RECORDS FOR THIS EXERCISE start

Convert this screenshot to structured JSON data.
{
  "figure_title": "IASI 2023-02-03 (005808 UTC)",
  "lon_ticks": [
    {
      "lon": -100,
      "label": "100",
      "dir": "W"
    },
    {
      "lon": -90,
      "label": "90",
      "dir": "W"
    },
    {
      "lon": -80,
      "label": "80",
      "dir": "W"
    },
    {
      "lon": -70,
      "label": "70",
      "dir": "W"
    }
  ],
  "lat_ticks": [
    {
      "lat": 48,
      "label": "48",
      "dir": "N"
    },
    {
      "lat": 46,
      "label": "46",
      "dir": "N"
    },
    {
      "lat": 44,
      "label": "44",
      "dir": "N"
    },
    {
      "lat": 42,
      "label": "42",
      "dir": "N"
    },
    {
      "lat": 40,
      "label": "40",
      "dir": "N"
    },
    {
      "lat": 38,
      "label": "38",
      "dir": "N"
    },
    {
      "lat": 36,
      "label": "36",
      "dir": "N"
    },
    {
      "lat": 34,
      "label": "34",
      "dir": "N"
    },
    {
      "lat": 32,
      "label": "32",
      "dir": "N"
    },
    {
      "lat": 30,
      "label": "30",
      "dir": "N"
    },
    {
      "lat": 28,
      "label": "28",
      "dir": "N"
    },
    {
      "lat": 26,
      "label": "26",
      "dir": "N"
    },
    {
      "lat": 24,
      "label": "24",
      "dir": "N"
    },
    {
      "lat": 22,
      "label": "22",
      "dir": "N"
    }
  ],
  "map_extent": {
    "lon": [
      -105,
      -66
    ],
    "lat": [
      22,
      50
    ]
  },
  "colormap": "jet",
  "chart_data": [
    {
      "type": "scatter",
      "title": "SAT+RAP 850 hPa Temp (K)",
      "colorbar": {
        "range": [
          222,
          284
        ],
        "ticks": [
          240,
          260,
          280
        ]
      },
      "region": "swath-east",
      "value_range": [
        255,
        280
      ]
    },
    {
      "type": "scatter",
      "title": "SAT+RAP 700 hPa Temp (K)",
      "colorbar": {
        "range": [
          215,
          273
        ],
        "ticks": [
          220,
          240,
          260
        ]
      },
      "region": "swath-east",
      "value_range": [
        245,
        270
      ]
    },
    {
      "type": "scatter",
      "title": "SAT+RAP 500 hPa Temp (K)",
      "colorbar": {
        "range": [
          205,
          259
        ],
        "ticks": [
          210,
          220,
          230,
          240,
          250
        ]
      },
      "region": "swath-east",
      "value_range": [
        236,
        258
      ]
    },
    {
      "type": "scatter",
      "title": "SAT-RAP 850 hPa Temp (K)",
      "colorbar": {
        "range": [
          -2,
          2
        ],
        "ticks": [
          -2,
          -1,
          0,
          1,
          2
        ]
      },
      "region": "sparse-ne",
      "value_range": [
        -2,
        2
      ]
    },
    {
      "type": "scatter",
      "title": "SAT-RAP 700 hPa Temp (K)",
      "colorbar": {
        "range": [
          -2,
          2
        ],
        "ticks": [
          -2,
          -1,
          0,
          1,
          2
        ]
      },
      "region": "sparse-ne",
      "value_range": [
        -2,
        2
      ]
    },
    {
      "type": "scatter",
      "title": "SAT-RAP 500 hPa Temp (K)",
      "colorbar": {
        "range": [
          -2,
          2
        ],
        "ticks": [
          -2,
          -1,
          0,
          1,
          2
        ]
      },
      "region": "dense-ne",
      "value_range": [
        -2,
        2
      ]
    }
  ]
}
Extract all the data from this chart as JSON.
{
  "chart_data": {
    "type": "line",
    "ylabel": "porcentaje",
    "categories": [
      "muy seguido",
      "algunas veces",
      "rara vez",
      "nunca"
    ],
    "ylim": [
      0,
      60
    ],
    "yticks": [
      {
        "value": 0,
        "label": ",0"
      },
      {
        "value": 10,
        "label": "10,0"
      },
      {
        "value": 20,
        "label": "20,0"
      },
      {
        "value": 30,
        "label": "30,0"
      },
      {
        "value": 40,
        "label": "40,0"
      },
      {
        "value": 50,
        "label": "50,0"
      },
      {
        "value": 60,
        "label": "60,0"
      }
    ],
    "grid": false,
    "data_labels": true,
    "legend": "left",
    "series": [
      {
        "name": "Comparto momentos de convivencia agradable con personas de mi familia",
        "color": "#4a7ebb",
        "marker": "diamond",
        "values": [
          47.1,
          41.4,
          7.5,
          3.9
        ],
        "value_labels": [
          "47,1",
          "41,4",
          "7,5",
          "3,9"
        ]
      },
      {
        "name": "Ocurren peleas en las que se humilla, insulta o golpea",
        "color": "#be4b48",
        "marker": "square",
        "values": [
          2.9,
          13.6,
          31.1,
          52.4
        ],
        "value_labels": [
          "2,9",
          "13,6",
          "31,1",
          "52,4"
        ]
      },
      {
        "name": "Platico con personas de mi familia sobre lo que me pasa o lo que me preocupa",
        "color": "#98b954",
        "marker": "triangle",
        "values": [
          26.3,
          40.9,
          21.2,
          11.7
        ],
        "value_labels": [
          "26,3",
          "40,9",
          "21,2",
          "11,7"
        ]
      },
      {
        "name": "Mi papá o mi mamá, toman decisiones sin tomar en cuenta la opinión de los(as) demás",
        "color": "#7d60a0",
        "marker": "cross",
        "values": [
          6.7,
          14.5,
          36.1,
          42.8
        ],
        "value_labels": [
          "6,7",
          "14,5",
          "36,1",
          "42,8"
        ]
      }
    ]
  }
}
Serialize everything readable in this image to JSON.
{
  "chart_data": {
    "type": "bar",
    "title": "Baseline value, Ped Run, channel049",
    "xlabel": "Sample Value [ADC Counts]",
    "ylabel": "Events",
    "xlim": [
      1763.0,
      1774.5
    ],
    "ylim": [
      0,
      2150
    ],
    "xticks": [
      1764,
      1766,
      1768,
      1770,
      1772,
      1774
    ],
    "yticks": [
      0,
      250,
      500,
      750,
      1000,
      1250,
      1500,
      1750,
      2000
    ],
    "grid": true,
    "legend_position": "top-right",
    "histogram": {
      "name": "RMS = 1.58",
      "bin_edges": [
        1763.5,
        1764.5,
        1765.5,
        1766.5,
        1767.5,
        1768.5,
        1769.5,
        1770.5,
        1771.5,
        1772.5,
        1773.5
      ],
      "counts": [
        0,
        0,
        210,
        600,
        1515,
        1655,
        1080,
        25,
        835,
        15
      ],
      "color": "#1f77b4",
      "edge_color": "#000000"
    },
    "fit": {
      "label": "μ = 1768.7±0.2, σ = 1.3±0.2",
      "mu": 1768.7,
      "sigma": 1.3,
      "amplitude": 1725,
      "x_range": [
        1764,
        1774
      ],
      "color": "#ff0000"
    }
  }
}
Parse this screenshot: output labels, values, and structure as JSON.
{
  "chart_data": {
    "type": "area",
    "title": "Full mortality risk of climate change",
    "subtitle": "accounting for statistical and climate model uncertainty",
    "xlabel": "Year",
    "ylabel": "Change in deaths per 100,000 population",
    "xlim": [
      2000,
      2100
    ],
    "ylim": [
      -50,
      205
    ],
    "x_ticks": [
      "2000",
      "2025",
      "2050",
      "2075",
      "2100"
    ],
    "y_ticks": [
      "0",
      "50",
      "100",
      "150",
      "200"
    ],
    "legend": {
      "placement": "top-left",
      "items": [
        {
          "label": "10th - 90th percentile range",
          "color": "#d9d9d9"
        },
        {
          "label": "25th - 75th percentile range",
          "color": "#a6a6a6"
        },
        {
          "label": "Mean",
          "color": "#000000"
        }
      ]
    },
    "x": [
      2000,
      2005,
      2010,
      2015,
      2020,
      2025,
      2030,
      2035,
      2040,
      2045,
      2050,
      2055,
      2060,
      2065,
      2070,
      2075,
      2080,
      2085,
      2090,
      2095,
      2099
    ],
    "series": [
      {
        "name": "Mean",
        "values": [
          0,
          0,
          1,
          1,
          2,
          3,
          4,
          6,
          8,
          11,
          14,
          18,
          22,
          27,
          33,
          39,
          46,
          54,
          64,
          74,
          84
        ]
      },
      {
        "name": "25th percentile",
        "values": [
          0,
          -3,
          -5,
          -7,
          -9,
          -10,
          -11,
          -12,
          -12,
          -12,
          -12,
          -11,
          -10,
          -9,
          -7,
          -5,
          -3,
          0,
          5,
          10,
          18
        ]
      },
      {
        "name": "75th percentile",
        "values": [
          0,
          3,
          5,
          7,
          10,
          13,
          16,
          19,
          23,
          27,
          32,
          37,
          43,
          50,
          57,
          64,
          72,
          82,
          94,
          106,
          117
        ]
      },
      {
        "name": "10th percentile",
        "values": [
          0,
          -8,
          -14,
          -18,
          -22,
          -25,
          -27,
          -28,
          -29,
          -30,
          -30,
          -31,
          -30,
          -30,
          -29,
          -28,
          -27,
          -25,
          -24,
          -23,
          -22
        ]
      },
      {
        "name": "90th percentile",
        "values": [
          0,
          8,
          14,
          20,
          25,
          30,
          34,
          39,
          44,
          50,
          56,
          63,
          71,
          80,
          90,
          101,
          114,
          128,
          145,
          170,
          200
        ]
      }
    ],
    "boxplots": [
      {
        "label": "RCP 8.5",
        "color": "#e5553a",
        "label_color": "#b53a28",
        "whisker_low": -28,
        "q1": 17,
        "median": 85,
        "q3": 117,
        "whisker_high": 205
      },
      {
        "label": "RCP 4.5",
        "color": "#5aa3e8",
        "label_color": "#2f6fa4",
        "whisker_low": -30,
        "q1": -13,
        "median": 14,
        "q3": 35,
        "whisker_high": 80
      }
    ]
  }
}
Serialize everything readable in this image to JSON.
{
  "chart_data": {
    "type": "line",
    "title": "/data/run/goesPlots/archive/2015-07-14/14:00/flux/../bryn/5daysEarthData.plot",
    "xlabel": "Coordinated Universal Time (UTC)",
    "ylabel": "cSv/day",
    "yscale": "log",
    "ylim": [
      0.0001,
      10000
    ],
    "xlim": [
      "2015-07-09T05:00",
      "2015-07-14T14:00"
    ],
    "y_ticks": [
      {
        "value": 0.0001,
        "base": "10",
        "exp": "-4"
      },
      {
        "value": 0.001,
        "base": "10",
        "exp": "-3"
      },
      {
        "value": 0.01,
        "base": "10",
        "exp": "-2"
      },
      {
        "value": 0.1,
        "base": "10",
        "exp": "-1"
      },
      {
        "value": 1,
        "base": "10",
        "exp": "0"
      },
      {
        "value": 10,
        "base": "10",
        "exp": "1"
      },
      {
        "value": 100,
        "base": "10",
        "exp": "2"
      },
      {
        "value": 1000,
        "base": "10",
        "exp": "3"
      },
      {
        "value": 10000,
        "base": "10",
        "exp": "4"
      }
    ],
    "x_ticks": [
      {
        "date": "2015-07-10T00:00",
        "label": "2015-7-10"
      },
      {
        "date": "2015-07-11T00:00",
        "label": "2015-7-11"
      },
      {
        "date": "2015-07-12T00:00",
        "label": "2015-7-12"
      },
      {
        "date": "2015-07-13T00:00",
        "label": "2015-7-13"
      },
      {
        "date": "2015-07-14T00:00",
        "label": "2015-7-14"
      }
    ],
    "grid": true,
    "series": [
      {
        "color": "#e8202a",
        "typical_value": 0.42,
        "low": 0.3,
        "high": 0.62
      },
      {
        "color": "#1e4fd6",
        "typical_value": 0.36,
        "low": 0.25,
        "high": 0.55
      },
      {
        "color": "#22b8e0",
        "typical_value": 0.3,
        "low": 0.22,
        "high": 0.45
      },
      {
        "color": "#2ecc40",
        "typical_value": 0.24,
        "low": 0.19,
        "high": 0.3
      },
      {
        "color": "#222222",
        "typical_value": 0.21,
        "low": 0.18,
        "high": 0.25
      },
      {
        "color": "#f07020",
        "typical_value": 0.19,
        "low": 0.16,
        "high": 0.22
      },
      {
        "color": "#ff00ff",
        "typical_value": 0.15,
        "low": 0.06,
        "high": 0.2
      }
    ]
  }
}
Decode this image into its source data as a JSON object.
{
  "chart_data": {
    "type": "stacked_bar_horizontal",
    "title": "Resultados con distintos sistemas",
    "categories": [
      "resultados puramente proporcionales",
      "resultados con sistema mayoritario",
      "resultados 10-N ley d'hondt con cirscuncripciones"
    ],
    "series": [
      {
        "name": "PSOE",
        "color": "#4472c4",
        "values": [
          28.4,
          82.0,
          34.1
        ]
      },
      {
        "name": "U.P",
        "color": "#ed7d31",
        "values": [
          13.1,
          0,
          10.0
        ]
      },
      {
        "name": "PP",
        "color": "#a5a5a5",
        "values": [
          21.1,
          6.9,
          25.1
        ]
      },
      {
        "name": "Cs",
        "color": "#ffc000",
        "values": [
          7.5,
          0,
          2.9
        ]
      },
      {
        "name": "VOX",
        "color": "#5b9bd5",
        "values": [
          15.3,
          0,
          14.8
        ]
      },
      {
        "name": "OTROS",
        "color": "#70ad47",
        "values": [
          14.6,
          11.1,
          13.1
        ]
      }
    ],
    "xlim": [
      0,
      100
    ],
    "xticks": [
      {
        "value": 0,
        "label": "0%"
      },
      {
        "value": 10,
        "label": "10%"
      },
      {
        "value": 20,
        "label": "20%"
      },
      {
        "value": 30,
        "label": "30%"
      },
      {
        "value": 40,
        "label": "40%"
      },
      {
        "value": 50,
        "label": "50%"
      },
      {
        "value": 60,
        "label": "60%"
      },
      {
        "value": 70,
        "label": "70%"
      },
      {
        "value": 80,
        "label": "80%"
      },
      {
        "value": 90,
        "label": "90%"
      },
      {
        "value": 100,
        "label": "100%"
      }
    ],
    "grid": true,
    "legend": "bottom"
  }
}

RECORDS FOR THIS EXERCISE end

WHAT NEEDS TO BE DONE:
State how many lines of the listing above include the word "climate". Give nothing but the number.

ANSWER:
2